▶ Records for the exercise
━━━━━━━━━━━━━━━━━━━━━━━━━━━━━━
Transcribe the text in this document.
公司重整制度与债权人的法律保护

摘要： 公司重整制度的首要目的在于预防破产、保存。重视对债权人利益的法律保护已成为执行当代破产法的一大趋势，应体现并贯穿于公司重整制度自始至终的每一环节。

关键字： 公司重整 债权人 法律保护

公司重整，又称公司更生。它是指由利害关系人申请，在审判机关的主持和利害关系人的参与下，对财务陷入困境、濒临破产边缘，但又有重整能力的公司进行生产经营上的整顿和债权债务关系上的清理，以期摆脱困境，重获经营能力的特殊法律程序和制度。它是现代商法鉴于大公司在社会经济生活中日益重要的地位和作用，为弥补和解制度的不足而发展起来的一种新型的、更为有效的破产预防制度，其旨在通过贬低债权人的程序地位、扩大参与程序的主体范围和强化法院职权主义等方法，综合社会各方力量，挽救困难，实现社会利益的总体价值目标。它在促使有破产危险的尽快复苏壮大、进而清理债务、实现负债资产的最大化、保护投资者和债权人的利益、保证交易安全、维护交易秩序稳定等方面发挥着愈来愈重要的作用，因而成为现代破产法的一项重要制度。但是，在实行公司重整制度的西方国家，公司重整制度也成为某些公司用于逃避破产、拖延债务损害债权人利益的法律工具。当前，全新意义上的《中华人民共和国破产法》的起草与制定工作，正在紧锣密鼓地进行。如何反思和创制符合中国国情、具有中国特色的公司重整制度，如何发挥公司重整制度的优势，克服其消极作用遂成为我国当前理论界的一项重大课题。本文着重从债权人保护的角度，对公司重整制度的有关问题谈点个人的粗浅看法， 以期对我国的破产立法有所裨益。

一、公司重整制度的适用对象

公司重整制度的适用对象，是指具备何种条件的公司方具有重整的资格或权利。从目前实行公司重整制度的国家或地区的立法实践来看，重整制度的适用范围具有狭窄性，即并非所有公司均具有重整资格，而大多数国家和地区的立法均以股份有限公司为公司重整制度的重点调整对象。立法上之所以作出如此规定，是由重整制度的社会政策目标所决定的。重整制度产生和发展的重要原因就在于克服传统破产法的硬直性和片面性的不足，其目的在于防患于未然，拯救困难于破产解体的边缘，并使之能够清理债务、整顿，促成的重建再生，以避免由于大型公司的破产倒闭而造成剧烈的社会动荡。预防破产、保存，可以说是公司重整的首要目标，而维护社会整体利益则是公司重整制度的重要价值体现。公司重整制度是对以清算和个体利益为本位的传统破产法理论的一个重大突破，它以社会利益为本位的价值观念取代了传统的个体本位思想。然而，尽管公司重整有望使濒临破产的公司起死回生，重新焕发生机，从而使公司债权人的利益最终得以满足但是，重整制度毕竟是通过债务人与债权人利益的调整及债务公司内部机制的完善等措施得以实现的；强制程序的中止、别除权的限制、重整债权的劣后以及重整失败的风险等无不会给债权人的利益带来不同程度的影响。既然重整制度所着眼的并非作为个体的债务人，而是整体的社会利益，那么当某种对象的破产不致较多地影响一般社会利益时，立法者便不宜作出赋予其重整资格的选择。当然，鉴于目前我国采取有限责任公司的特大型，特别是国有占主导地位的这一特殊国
━━━━━━━━━━━━━━━━━━━━━━━━━━━━━━
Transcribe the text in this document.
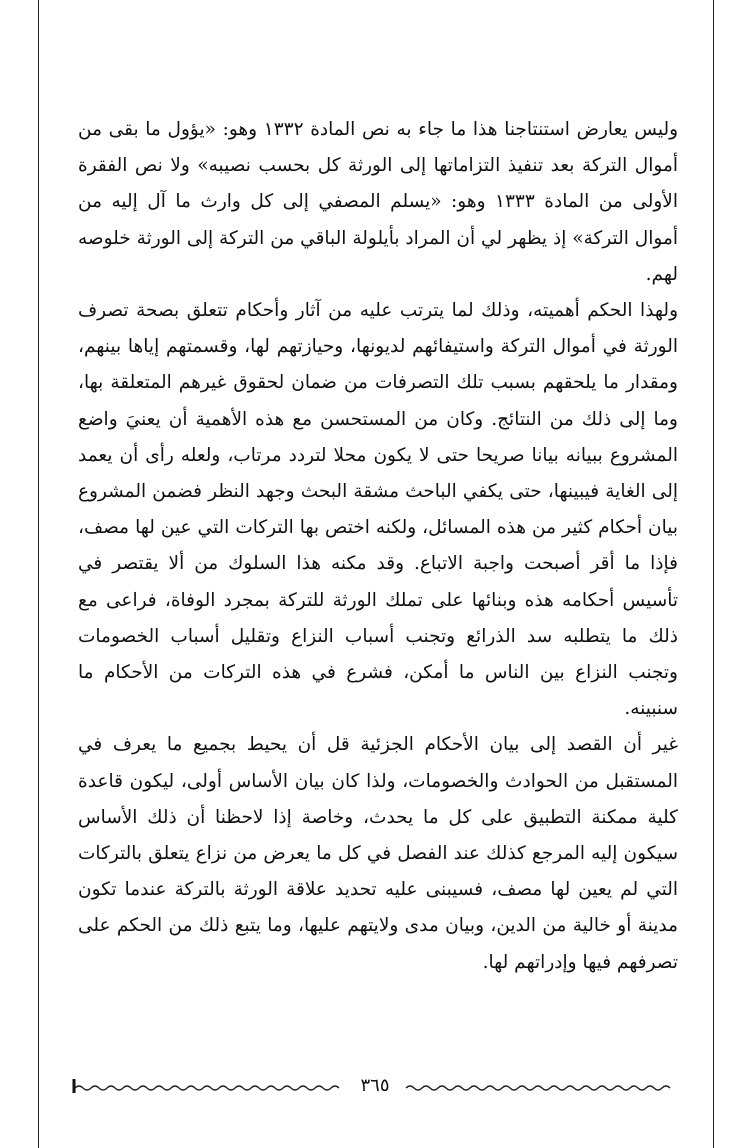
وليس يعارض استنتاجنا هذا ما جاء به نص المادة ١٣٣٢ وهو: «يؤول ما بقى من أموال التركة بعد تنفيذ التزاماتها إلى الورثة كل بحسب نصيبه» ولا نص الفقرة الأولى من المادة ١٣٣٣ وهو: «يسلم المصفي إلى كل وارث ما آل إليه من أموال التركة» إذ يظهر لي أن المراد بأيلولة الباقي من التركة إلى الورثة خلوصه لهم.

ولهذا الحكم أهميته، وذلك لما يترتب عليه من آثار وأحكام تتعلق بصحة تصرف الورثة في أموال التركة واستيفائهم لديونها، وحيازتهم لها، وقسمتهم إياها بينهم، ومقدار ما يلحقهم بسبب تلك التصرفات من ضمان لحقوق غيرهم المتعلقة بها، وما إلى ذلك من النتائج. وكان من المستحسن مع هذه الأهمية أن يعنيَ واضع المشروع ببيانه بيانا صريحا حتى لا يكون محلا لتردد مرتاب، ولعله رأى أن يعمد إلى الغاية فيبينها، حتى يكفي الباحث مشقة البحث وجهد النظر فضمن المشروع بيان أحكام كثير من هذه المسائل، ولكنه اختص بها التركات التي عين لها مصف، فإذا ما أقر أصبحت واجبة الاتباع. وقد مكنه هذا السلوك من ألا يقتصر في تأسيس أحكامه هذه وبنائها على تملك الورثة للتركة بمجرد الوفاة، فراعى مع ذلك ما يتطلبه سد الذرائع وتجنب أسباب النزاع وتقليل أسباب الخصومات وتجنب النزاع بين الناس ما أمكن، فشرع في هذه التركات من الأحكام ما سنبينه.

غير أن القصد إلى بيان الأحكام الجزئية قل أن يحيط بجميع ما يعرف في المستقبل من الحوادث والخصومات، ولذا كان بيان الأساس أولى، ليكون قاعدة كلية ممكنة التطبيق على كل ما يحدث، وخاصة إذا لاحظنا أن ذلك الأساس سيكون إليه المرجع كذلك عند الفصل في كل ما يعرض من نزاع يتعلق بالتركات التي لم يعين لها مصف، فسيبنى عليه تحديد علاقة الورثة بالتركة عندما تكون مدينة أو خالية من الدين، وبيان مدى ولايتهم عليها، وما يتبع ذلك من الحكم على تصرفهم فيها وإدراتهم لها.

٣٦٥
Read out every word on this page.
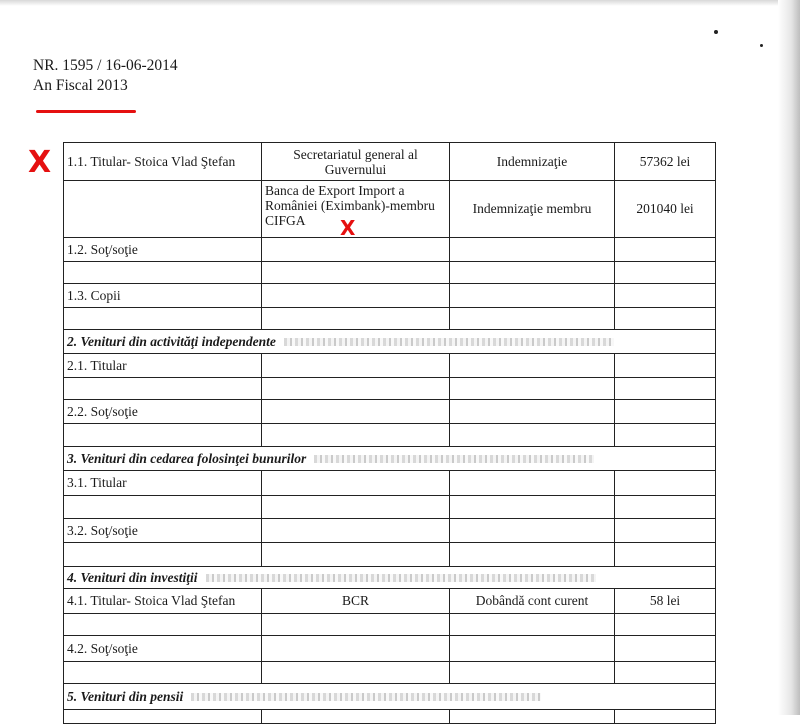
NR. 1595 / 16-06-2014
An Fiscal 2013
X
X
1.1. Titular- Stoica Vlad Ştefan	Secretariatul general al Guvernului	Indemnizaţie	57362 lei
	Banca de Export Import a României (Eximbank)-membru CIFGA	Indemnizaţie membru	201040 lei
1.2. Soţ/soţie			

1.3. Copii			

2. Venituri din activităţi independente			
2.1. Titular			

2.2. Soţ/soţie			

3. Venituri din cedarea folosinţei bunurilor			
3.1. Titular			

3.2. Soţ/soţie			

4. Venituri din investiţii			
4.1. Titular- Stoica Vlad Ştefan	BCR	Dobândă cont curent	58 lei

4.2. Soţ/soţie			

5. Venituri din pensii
━━━━━━━━━━━━━━━━━━━━━━━━━━━━━━
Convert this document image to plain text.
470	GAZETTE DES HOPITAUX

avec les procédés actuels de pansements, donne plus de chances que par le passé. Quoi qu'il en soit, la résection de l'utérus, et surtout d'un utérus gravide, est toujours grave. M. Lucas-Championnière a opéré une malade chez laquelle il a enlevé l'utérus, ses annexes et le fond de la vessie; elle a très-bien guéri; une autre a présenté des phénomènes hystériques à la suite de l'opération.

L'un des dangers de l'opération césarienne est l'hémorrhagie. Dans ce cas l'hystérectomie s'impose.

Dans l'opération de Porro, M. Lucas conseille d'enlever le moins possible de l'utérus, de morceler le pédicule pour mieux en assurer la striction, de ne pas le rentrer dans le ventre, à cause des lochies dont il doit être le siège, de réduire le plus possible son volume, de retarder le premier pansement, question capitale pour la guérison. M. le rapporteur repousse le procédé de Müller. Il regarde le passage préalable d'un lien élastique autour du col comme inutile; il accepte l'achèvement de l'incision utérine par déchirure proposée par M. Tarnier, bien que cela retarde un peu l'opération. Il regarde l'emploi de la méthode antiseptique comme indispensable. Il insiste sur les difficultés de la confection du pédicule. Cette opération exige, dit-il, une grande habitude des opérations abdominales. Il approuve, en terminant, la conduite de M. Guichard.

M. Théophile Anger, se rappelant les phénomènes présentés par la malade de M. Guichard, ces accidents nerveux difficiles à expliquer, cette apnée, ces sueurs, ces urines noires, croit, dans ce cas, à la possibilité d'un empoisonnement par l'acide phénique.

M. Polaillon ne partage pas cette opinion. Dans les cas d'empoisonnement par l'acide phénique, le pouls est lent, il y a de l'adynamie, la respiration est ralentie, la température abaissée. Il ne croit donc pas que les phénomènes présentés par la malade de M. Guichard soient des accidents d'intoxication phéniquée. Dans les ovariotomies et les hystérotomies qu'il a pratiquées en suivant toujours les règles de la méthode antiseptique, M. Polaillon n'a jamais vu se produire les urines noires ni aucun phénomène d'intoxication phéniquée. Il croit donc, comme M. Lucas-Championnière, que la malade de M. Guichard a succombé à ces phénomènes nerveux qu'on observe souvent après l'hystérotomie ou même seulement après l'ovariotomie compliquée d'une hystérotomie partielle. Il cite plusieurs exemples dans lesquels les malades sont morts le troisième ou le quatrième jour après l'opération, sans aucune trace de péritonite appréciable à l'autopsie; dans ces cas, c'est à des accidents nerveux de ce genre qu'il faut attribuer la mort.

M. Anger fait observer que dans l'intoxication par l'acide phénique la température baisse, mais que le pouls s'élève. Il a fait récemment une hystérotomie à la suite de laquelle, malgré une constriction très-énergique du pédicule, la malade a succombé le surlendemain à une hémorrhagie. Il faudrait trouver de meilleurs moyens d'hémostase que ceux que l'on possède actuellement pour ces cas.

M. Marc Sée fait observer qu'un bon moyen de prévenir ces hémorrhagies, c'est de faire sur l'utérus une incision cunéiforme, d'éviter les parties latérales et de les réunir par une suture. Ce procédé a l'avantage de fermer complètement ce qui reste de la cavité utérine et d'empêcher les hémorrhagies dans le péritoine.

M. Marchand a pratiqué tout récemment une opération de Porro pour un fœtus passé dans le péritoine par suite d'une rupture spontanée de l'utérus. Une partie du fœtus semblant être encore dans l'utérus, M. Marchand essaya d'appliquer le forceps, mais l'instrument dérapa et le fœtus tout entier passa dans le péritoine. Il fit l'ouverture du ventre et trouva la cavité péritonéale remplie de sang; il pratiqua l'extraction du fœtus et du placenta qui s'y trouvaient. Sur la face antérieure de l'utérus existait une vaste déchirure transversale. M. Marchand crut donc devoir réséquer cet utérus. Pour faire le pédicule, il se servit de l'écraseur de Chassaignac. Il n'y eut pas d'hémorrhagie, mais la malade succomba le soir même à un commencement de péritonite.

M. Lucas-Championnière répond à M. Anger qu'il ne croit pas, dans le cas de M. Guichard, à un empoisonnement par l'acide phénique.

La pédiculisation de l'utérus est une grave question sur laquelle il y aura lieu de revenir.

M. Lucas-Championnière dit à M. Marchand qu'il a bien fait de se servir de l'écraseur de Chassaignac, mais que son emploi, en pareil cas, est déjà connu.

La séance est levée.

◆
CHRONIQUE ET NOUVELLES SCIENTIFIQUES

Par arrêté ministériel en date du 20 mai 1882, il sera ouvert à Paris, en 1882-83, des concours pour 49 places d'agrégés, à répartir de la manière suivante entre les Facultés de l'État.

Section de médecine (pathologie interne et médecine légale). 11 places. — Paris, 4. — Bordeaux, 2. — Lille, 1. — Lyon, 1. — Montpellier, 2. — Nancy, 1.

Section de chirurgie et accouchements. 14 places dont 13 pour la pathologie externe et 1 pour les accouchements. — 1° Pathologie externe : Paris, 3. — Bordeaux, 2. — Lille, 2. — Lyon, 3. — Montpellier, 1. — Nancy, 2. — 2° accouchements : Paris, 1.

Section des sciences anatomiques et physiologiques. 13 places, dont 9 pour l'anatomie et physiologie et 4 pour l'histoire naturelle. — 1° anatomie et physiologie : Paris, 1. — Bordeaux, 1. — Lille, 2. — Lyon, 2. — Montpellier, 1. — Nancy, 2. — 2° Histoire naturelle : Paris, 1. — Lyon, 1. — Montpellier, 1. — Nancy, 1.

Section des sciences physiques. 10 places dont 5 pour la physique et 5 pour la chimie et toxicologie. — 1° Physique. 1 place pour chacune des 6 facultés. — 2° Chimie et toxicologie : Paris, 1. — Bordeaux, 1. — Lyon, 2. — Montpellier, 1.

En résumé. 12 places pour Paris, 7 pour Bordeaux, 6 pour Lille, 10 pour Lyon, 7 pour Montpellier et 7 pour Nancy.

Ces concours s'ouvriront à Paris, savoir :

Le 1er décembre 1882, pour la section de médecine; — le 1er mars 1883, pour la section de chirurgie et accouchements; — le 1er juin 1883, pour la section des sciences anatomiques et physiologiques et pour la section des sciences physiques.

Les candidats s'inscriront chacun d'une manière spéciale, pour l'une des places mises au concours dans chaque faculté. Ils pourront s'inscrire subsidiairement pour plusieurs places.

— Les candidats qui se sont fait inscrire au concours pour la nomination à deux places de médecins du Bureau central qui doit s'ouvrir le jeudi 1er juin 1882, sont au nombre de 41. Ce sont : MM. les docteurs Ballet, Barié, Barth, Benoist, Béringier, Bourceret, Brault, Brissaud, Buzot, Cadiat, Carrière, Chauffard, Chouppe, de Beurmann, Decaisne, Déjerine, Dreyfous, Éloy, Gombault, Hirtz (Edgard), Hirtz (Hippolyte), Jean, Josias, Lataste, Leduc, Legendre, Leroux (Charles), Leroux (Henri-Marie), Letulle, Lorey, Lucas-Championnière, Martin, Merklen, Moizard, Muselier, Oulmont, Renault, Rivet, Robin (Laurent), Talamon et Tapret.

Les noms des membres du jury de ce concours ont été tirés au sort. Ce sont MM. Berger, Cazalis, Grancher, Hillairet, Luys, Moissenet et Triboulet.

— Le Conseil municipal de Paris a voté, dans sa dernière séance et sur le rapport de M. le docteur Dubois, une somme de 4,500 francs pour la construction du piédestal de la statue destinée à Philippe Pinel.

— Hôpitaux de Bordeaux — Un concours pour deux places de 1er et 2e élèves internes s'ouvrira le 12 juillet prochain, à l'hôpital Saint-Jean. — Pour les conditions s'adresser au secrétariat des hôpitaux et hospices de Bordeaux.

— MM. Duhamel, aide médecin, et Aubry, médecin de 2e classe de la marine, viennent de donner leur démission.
━━━━━━━━━━━━━━━━━━━━━━━━━━━━━━
Count the lines that hold the string "Titular" and state that number alone.

4